> [PROBLEM DESCRIPTION]: Every record here needs to be written out again exactly.

> [RECORDS FOR THIS TASK]:
☆ ☆ ☆

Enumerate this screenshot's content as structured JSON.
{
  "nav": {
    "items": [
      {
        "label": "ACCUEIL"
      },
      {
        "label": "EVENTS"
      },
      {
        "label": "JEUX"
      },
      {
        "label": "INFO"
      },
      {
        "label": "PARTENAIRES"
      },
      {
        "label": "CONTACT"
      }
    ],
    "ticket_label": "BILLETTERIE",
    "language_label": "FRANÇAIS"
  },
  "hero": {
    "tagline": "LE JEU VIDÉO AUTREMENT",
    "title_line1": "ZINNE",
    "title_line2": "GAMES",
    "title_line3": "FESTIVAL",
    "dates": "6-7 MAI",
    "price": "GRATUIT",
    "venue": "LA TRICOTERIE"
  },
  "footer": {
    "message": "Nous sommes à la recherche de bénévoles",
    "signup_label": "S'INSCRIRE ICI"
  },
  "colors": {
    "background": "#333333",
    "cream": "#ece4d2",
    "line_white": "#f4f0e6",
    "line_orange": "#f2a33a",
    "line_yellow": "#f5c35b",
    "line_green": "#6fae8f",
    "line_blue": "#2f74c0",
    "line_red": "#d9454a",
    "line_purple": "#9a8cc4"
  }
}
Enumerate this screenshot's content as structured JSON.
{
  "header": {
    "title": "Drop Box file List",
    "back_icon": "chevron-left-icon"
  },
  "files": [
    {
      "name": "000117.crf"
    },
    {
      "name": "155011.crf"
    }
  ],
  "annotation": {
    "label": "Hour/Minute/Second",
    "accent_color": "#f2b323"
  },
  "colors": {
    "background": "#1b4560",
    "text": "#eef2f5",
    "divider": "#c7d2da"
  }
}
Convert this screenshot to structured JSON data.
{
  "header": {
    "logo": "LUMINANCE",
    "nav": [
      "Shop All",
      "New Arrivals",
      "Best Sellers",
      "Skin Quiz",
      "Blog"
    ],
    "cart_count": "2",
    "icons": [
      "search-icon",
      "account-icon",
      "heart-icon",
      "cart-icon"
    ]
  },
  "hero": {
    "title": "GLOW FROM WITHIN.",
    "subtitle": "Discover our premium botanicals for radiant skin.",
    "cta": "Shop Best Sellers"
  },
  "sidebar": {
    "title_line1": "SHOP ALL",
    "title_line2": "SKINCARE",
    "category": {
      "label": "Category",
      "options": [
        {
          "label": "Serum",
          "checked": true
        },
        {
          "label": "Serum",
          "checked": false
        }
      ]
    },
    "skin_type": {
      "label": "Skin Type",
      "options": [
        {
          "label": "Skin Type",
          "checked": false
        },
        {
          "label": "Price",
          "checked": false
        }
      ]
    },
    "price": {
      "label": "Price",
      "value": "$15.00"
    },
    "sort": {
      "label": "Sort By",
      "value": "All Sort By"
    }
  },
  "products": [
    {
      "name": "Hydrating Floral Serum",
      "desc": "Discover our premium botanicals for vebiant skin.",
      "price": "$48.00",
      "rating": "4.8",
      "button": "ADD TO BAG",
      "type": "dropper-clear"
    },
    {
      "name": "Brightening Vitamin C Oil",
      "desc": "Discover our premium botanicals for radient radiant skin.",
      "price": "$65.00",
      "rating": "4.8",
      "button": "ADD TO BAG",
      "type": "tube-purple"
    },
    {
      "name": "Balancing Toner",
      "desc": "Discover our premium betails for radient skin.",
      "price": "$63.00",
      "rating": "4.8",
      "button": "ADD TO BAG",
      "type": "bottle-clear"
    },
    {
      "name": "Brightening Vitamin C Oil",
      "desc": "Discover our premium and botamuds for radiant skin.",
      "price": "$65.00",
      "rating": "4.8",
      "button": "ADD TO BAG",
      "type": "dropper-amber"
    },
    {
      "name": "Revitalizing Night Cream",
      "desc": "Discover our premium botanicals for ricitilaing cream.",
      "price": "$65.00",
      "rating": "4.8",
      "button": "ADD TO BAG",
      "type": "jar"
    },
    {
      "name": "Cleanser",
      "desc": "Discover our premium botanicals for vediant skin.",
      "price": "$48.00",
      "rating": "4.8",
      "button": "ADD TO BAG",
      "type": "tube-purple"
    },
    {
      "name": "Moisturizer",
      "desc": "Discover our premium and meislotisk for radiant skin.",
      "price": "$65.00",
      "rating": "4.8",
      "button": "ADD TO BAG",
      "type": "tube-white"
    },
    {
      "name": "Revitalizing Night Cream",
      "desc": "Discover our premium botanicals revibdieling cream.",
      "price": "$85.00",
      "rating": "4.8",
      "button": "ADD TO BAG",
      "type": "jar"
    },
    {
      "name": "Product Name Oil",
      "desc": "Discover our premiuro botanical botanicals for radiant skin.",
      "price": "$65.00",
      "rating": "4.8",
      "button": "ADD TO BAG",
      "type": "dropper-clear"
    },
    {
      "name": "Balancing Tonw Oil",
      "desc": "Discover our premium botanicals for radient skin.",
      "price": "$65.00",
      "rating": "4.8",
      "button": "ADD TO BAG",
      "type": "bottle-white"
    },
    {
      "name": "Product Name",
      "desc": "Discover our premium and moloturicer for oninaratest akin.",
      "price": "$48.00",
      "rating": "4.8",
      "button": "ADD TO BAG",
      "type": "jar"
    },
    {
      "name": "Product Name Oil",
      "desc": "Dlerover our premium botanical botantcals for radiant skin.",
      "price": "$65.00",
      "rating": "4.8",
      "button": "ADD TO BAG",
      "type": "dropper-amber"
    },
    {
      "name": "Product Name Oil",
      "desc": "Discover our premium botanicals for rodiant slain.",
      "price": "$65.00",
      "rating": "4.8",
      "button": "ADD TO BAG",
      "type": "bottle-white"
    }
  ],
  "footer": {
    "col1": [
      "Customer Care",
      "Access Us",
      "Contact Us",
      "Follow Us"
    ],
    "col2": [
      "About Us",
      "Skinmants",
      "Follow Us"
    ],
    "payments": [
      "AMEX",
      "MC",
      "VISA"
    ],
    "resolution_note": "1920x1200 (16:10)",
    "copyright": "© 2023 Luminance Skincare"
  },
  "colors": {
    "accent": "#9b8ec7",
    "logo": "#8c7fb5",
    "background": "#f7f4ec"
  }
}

☆ ☆ ☆

> [RESULT OF THIS TASK]:
Enumerate this screenshot's content as structured JSON.
{
  "nav": {
    "items": [
      {
        "label": "ACCUEIL"
      },
      {
        "label": "EVENTS"
      },
      {
        "label": "JEUX"
      },
      {
        "label": "INFO"
      },
      {
        "label": "PARTENAIRES"
      },
      {
        "label": "CONTACT"
      }
    ],
    "ticket_label": "BILLETTERIE",
    "language_label": "FRANÇAIS"
  },
  "hero": {
    "tagline": "LE JEU VIDÉO AUTREMENT",
    "title_line1": "ZINNE",
    "title_line2": "GAMES",
    "title_line3": "FESTIVAL",
    "dates": "6-7 MAI",
    "price": "GRATUIT",
    "venue": "LA TRICOTERIE"
  },
  "footer": {
    "message": "Nous sommes à la recherche de bénévoles",
    "signup_label": "S'INSCRIRE ICI"
  },
  "colors": {
    "background": "#333333",
    "cream": "#ece4d2",
    "line_white": "#f4f0e6",
    "line_orange": "#f2a33a",
    "line_yellow": "#f5c35b",
    "line_green": "#6fae8f",
    "line_blue": "#2f74c0",
    "line_red": "#d9454a",
    "line_purple": "#9a8cc4"
  }
}
Enumerate this screenshot's content as structured JSON.
{
  "header": {
    "title": "Drop Box file List",
    "back_icon": "chevron-left-icon"
  },
  "files": [
    {
      "name": "000117.crf"
    },
    {
      "name": "155011.crf"
    }
  ],
  "annotation": {
    "label": "Hour/Minute/Second",
    "accent_color": "#f2b323"
  },
  "colors": {
    "background": "#1b4560",
    "text": "#eef2f5",
    "divider": "#c7d2da"
  }
}
Convert this screenshot to structured JSON data.
{
  "header": {
    "logo": "LUMINANCE",
    "nav": [
      "Shop All",
      "New Arrivals",
      "Best Sellers",
      "Skin Quiz",
      "Blog"
    ],
    "cart_count": "2",
    "icons": [
      "search-icon",
      "account-icon",
      "heart-icon",
      "cart-icon"
    ]
  },
  "hero": {
    "title": "GLOW FROM WITHIN.",
    "subtitle": "Discover our premium botanicals for radiant skin.",
    "cta": "Shop Best Sellers"
  },
  "sidebar": {
    "title_line1": "SHOP ALL",
    "title_line2": "SKINCARE",
    "category": {
      "label": "Category",
      "options": [
        {
          "label": "Serum",
          "checked": true
        },
        {
          "label": "Serum",
          "checked": false
        }
      ]
    },
    "skin_type": {
      "label": "Skin Type",
      "options": [
        {
          "label": "Skin Type",
          "checked": false
        },
        {
          "label": "Price",
          "checked": false
        }
      ]
    },
    "price": {
      "label": "Price",
      "value": "$15.00"
    },
    "sort": {
      "label": "Sort By",
      "value": "All Sort By"
    }
  },
  "products": [
    {
      "name": "Hydrating Floral Serum",
      "desc": "Discover our premium botanicals for vebiant skin.",
      "price": "$48.00",
      "rating": "4.8",
      "button": "ADD TO BAG",
      "type": "dropper-clear"
    },
    {
      "name": "Brightening Vitamin C Oil",
      "desc": "Discover our premium botanicals for radient radiant skin.",
      "price": "$65.00",
      "rating": "4.8",
      "button": "ADD TO BAG",
      "type": "tube-purple"
    },
    {
      "name": "Balancing Toner",
      "desc": "Discover our premium betails for radient skin.",
      "price": "$63.00",
      "rating": "4.8",
      "button": "ADD TO BAG",
      "type": "bottle-clear"
    },
    {
      "name": "Brightening Vitamin C Oil",
      "desc": "Discover our premium and botamuds for radiant skin.",
      "price": "$65.00",
      "rating": "4.8",
      "button": "ADD TO BAG",
      "type": "dropper-amber"
    },
    {
      "name": "Revitalizing Night Cream",
      "desc": "Discover our premium botanicals for ricitilaing cream.",
      "price": "$65.00",
      "rating": "4.8",
      "button": "ADD TO BAG",
      "type": "jar"
    },
    {
      "name": "Cleanser",
      "desc": "Discover our premium botanicals for vediant skin.",
      "price": "$48.00",
      "rating": "4.8",
      "button": "ADD TO BAG",
      "type": "tube-purple"
    },
    {
      "name": "Moisturizer",
      "desc": "Discover our premium and meislotisk for radiant skin.",
      "price": "$65.00",
      "rating": "4.8",
      "button": "ADD TO BAG",
      "type": "tube-white"
    },
    {
      "name": "Revitalizing Night Cream",
      "desc": "Discover our premium botanicals revibdieling cream.",
      "price": "$85.00",
      "rating": "4.8",
      "button": "ADD TO BAG",
      "type": "jar"
    },
    {
      "name": "Product Name Oil",
      "desc": "Discover our premiuro botanical botanicals for radiant skin.",
      "price": "$65.00",
      "rating": "4.8",
      "button": "ADD TO BAG",
      "type": "dropper-clear"
    },
    {
      "name": "Balancing Tonw Oil",
      "desc": "Discover our premium botanicals for radient skin.",
      "price": "$65.00",
      "rating": "4.8",
      "button": "ADD TO BAG",
      "type": "bottle-white"
    },
    {
      "name": "Product Name",
      "desc": "Discover our premium and moloturicer for oninaratest akin.",
      "price": "$48.00",
      "rating": "4.8",
      "button": "ADD TO BAG",
      "type": "jar"
    },
    {
      "name": "Product Name Oil",
      "desc": "Dlerover our premium botanical botantcals for radiant skin.",
      "price": "$65.00",
      "rating": "4.8",
      "button": "ADD TO BAG",
      "type": "dropper-amber"
    },
    {
      "name": "Product Name Oil",
      "desc": "Discover our premium botanicals for rodiant slain.",
      "price": "$65.00",
      "rating": "4.8",
      "button": "ADD TO BAG",
      "type": "bottle-white"
    }
  ],
  "footer": {
    "col1": [
      "Customer Care",
      "Access Us",
      "Contact Us",
      "Follow Us"
    ],
    "col2": [
      "About Us",
      "Skinmants",
      "Follow Us"
    ],
    "payments": [
      "AMEX",
      "MC",
      "VISA"
    ],
    "resolution_note": "1920x1200 (16:10)",
    "copyright": "© 2023 Luminance Skincare"
  },
  "colors": {
    "accent": "#9b8ec7",
    "logo": "#8c7fb5",
    "background": "#f7f4ec"
  }
}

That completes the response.